— begin MATERIAL SHOWN —
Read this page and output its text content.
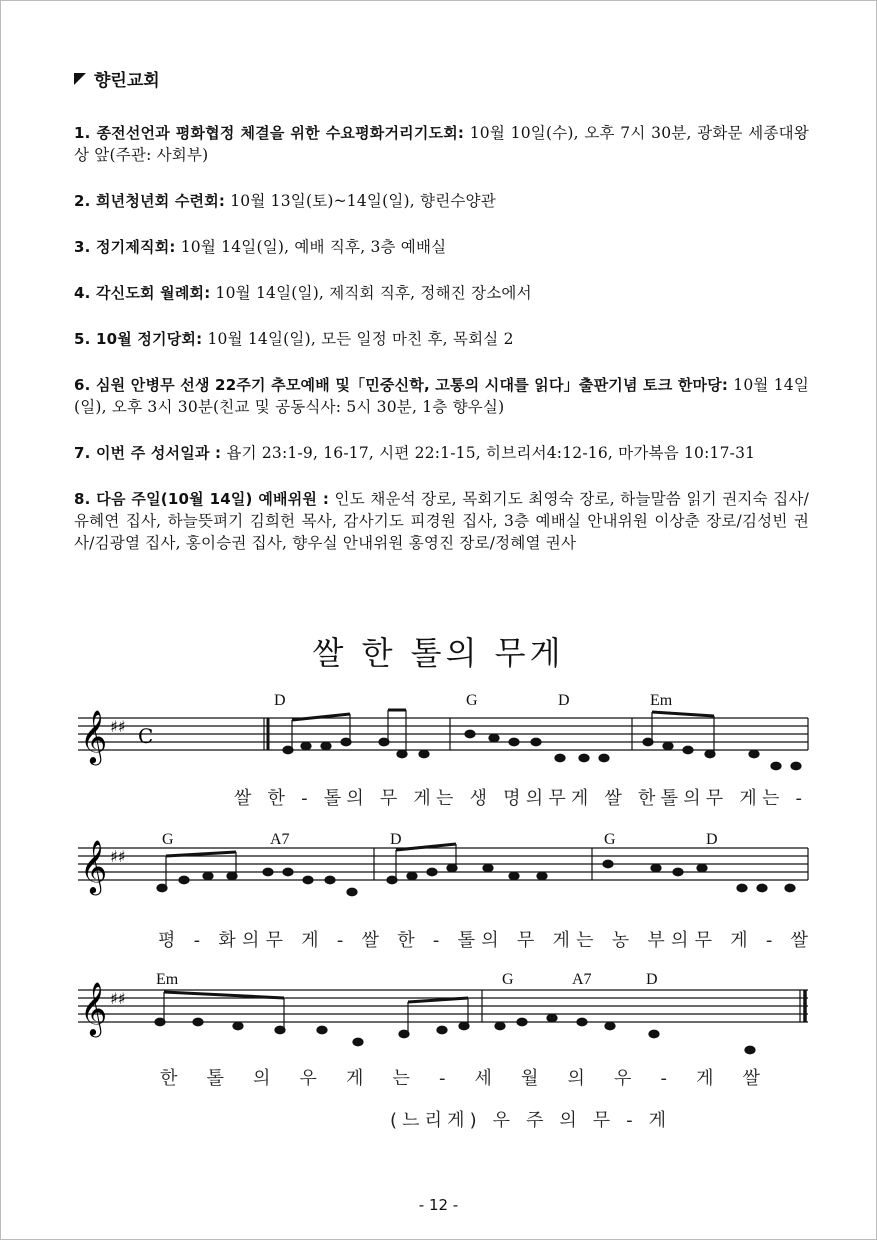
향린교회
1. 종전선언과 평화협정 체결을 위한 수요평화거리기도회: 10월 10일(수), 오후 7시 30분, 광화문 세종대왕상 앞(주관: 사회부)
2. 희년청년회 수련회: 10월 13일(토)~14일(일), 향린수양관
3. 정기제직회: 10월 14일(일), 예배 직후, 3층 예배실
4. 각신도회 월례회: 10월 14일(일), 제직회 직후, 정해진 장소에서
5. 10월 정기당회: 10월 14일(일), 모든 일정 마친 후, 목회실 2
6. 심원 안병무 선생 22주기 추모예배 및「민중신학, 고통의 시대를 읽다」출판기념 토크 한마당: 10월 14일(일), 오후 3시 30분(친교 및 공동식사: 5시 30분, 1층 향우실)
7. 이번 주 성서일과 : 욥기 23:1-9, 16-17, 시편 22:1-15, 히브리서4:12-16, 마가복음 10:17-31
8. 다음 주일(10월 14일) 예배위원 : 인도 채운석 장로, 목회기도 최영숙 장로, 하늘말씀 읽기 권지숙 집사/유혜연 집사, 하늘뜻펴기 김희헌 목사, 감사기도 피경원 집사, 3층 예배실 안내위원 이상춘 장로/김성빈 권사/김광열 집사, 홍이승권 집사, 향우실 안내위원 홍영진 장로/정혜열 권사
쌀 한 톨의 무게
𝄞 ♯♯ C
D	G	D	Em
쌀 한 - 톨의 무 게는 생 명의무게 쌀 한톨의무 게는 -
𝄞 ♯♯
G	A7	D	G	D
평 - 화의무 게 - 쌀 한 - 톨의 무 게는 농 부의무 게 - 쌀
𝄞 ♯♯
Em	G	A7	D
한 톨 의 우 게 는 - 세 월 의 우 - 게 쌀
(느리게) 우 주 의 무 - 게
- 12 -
— end MATERIAL SHOWN —
— begin MATERIAL SHOWN —
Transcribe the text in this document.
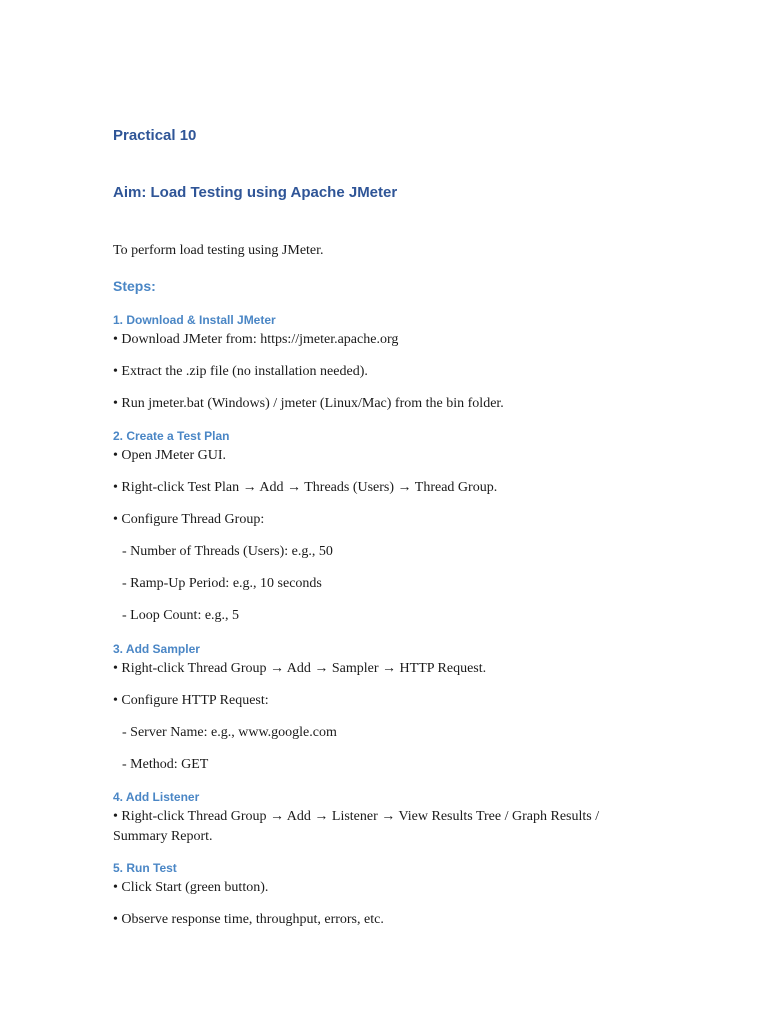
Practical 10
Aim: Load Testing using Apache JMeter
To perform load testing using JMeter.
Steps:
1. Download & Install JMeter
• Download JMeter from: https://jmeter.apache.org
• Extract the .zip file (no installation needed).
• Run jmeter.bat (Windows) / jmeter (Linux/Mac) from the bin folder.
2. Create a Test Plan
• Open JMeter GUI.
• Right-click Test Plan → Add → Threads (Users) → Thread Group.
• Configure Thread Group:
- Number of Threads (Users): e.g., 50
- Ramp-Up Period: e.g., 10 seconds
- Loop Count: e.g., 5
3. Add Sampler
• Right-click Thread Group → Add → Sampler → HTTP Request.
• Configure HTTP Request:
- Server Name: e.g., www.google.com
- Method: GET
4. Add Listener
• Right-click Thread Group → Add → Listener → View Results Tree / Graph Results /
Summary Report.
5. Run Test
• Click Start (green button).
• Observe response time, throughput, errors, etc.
— end MATERIAL SHOWN —
- **TO DO**:
Find each line holding the string "text" and copy it out.

- **WRITTEN SOLUTION**:
Read this page and output its text content.
Transcribe the text in this document.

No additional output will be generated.